* begin *
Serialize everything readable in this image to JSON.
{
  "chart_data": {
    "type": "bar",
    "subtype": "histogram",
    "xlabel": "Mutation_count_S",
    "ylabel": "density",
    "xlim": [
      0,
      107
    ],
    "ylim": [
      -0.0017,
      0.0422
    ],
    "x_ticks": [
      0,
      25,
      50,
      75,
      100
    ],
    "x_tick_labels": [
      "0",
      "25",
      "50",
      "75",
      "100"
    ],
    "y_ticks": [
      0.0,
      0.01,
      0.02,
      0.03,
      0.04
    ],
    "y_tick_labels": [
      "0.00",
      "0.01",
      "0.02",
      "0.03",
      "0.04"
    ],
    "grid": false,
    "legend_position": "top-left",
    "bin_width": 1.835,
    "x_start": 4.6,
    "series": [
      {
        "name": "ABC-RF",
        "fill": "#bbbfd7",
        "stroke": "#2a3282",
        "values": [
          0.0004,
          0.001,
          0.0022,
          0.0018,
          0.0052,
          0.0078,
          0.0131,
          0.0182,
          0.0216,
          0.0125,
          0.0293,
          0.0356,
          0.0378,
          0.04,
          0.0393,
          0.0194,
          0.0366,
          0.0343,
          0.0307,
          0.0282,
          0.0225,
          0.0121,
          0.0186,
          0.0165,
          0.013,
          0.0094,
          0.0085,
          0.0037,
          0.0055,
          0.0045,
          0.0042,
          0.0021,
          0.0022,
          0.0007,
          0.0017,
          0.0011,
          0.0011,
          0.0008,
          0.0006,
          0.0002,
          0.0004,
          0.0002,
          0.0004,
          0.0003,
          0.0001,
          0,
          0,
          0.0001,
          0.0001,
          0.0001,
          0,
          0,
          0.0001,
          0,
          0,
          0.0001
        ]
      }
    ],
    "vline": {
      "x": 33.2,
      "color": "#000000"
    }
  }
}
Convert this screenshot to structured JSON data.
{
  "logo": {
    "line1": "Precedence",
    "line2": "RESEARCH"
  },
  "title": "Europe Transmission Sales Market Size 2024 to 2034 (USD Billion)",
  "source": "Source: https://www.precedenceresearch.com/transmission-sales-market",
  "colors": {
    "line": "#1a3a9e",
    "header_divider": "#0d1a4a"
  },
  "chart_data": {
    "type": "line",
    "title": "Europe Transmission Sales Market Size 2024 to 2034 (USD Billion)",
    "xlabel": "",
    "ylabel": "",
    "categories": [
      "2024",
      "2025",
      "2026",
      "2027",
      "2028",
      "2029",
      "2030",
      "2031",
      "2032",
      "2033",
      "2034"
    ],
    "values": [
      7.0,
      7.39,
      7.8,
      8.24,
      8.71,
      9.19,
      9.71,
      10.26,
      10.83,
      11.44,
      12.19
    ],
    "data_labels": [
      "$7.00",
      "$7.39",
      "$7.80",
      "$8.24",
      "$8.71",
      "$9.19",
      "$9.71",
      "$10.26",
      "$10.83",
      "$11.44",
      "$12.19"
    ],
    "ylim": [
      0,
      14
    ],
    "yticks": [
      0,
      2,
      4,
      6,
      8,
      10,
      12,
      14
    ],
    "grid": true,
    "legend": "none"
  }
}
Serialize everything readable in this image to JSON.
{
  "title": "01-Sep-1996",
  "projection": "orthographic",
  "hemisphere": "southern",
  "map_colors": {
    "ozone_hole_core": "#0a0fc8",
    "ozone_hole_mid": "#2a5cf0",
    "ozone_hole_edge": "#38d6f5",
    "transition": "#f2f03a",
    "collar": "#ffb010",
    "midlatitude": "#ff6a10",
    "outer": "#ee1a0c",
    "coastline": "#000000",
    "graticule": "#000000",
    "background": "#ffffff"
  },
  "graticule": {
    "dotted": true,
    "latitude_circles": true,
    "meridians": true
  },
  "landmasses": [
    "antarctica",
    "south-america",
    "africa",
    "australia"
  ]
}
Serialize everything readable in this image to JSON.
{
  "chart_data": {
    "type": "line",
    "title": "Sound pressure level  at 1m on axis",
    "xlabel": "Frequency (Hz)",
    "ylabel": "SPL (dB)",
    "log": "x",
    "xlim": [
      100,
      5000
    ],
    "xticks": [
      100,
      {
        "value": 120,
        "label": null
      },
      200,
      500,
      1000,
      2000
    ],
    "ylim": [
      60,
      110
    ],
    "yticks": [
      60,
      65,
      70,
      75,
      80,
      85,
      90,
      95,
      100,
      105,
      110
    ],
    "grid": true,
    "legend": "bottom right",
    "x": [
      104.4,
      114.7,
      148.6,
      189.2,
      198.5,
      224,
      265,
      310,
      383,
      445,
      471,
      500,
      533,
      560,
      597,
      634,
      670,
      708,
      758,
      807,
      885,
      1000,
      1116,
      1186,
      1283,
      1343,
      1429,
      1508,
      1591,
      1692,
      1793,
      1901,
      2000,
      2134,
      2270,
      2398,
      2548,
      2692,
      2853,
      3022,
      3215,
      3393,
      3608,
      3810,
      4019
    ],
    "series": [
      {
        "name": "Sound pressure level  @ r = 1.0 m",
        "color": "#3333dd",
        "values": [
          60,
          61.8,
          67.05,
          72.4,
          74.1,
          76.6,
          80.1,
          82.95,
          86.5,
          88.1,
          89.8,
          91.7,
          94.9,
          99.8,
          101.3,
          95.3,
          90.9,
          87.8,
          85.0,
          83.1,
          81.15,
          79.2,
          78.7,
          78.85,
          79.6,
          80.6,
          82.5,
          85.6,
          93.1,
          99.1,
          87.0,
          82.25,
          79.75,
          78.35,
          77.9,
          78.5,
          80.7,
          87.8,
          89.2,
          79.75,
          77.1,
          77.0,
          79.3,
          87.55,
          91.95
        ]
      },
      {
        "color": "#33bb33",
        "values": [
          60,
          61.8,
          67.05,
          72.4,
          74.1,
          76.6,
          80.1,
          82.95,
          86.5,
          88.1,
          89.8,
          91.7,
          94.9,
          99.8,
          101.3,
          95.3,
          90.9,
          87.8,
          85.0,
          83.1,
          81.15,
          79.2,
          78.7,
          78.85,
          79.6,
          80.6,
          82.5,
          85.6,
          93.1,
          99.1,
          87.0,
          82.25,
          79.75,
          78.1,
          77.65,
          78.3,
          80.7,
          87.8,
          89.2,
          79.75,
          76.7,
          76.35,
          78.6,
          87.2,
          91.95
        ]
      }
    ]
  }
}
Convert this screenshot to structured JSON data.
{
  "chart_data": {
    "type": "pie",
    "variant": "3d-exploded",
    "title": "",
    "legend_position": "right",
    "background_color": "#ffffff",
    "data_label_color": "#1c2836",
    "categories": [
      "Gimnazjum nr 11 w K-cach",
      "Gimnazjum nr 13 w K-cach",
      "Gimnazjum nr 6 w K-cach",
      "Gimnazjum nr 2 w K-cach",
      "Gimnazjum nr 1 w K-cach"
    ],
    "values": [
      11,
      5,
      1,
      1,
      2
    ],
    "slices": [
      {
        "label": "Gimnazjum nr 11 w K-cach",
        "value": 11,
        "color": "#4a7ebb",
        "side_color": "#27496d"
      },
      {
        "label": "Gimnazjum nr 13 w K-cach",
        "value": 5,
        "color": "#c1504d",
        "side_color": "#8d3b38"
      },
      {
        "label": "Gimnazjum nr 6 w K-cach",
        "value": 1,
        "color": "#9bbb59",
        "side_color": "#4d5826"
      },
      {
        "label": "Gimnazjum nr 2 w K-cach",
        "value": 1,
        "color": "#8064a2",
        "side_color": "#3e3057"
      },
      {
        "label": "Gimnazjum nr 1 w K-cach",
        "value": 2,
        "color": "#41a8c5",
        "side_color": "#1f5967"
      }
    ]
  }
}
* end *
→ **WORK INSTRUCTIONS**: Give the complete listing a second time, exactly as it reads.

→ **RESPONSE TO THE TASK**:
Serialize everything readable in this image to JSON.
{
  "chart_data": {
    "type": "bar",
    "subtype": "histogram",
    "xlabel": "Mutation_count_S",
    "ylabel": "density",
    "xlim": [
      0,
      107
    ],
    "ylim": [
      -0.0017,
      0.0422
    ],
    "x_ticks": [
      0,
      25,
      50,
      75,
      100
    ],
    "x_tick_labels": [
      "0",
      "25",
      "50",
      "75",
      "100"
    ],
    "y_ticks": [
      0.0,
      0.01,
      0.02,
      0.03,
      0.04
    ],
    "y_tick_labels": [
      "0.00",
      "0.01",
      "0.02",
      "0.03",
      "0.04"
    ],
    "grid": false,
    "legend_position": "top-left",
    "bin_width": 1.835,
    "x_start": 4.6,
    "series": [
      {
        "name": "ABC-RF",
        "fill": "#bbbfd7",
        "stroke": "#2a3282",
        "values": [
          0.0004,
          0.001,
          0.0022,
          0.0018,
          0.0052,
          0.0078,
          0.0131,
          0.0182,
          0.0216,
          0.0125,
          0.0293,
          0.0356,
          0.0378,
          0.04,
          0.0393,
          0.0194,
          0.0366,
          0.0343,
          0.0307,
          0.0282,
          0.0225,
          0.0121,
          0.0186,
          0.0165,
          0.013,
          0.0094,
          0.0085,
          0.0037,
          0.0055,
          0.0045,
          0.0042,
          0.0021,
          0.0022,
          0.0007,
          0.0017,
          0.0011,
          0.0011,
          0.0008,
          0.0006,
          0.0002,
          0.0004,
          0.0002,
          0.0004,
          0.0003,
          0.0001,
          0,
          0,
          0.0001,
          0.0001,
          0.0001,
          0,
          0,
          0.0001,
          0,
          0,
          0.0001
        ]
      }
    ],
    "vline": {
      "x": 33.2,
      "color": "#000000"
    }
  }
}
Convert this screenshot to structured JSON data.
{
  "logo": {
    "line1": "Precedence",
    "line2": "RESEARCH"
  },
  "title": "Europe Transmission Sales Market Size 2024 to 2034 (USD Billion)",
  "source": "Source: https://www.precedenceresearch.com/transmission-sales-market",
  "colors": {
    "line": "#1a3a9e",
    "header_divider": "#0d1a4a"
  },
  "chart_data": {
    "type": "line",
    "title": "Europe Transmission Sales Market Size 2024 to 2034 (USD Billion)",
    "xlabel": "",
    "ylabel": "",
    "categories": [
      "2024",
      "2025",
      "2026",
      "2027",
      "2028",
      "2029",
      "2030",
      "2031",
      "2032",
      "2033",
      "2034"
    ],
    "values": [
      7.0,
      7.39,
      7.8,
      8.24,
      8.71,
      9.19,
      9.71,
      10.26,
      10.83,
      11.44,
      12.19
    ],
    "data_labels": [
      "$7.00",
      "$7.39",
      "$7.80",
      "$8.24",
      "$8.71",
      "$9.19",
      "$9.71",
      "$10.26",
      "$10.83",
      "$11.44",
      "$12.19"
    ],
    "ylim": [
      0,
      14
    ],
    "yticks": [
      0,
      2,
      4,
      6,
      8,
      10,
      12,
      14
    ],
    "grid": true,
    "legend": "none"
  }
}
Serialize everything readable in this image to JSON.
{
  "title": "01-Sep-1996",
  "projection": "orthographic",
  "hemisphere": "southern",
  "map_colors": {
    "ozone_hole_core": "#0a0fc8",
    "ozone_hole_mid": "#2a5cf0",
    "ozone_hole_edge": "#38d6f5",
    "transition": "#f2f03a",
    "collar": "#ffb010",
    "midlatitude": "#ff6a10",
    "outer": "#ee1a0c",
    "coastline": "#000000",
    "graticule": "#000000",
    "background": "#ffffff"
  },
  "graticule": {
    "dotted": true,
    "latitude_circles": true,
    "meridians": true
  },
  "landmasses": [
    "antarctica",
    "south-america",
    "africa",
    "australia"
  ]
}
Serialize everything readable in this image to JSON.
{
  "chart_data": {
    "type": "line",
    "title": "Sound pressure level  at 1m on axis",
    "xlabel": "Frequency (Hz)",
    "ylabel": "SPL (dB)",
    "log": "x",
    "xlim": [
      100,
      5000
    ],
    "xticks": [
      100,
      {
        "value": 120,
        "label": null
      },
      200,
      500,
      1000,
      2000
    ],
    "ylim": [
      60,
      110
    ],
    "yticks": [
      60,
      65,
      70,
      75,
      80,
      85,
      90,
      95,
      100,
      105,
      110
    ],
    "grid": true,
    "legend": "bottom right",
    "x": [
      104.4,
      114.7,
      148.6,
      189.2,
      198.5,
      224,
      265,
      310,
      383,
      445,
      471,
      500,
      533,
      560,
      597,
      634,
      670,
      708,
      758,
      807,
      885,
      1000,
      1116,
      1186,
      1283,
      1343,
      1429,
      1508,
      1591,
      1692,
      1793,
      1901,
      2000,
      2134,
      2270,
      2398,
      2548,
      2692,
      2853,
      3022,
      3215,
      3393,
      3608,
      3810,
      4019
    ],
    "series": [
      {
        "name": "Sound pressure level  @ r = 1.0 m",
        "color": "#3333dd",
        "values": [
          60,
          61.8,
          67.05,
          72.4,
          74.1,
          76.6,
          80.1,
          82.95,
          86.5,
          88.1,
          89.8,
          91.7,
          94.9,
          99.8,
          101.3,
          95.3,
          90.9,
          87.8,
          85.0,
          83.1,
          81.15,
          79.2,
          78.7,
          78.85,
          79.6,
          80.6,
          82.5,
          85.6,
          93.1,
          99.1,
          87.0,
          82.25,
          79.75,
          78.35,
          77.9,
          78.5,
          80.7,
          87.8,
          89.2,
          79.75,
          77.1,
          77.0,
          79.3,
          87.55,
          91.95
        ]
      },
      {
        "color": "#33bb33",
        "values": [
          60,
          61.8,
          67.05,
          72.4,
          74.1,
          76.6,
          80.1,
          82.95,
          86.5,
          88.1,
          89.8,
          91.7,
          94.9,
          99.8,
          101.3,
          95.3,
          90.9,
          87.8,
          85.0,
          83.1,
          81.15,
          79.2,
          78.7,
          78.85,
          79.6,
          80.6,
          82.5,
          85.6,
          93.1,
          99.1,
          87.0,
          82.25,
          79.75,
          78.1,
          77.65,
          78.3,
          80.7,
          87.8,
          89.2,
          79.75,
          76.7,
          76.35,
          78.6,
          87.2,
          91.95
        ]
      }
    ]
  }
}
Convert this screenshot to structured JSON data.
{
  "chart_data": {
    "type": "pie",
    "variant": "3d-exploded",
    "title": "",
    "legend_position": "right",
    "background_color": "#ffffff",
    "data_label_color": "#1c2836",
    "categories": [
      "Gimnazjum nr 11 w K-cach",
      "Gimnazjum nr 13 w K-cach",
      "Gimnazjum nr 6 w K-cach",
      "Gimnazjum nr 2 w K-cach",
      "Gimnazjum nr 1 w K-cach"
    ],
    "values": [
      11,
      5,
      1,
      1,
      2
    ],
    "slices": [
      {
        "label": "Gimnazjum nr 11 w K-cach",
        "value": 11,
        "color": "#4a7ebb",
        "side_color": "#27496d"
      },
      {
        "label": "Gimnazjum nr 13 w K-cach",
        "value": 5,
        "color": "#c1504d",
        "side_color": "#8d3b38"
      },
      {
        "label": "Gimnazjum nr 6 w K-cach",
        "value": 1,
        "color": "#9bbb59",
        "side_color": "#4d5826"
      },
      {
        "label": "Gimnazjum nr 2 w K-cach",
        "value": 1,
        "color": "#8064a2",
        "side_color": "#3e3057"
      },
      {
        "label": "Gimnazjum nr 1 w K-cach",
        "value": 2,
        "color": "#41a8c5",
        "side_color": "#1f5967"
      }
    ]
  }
}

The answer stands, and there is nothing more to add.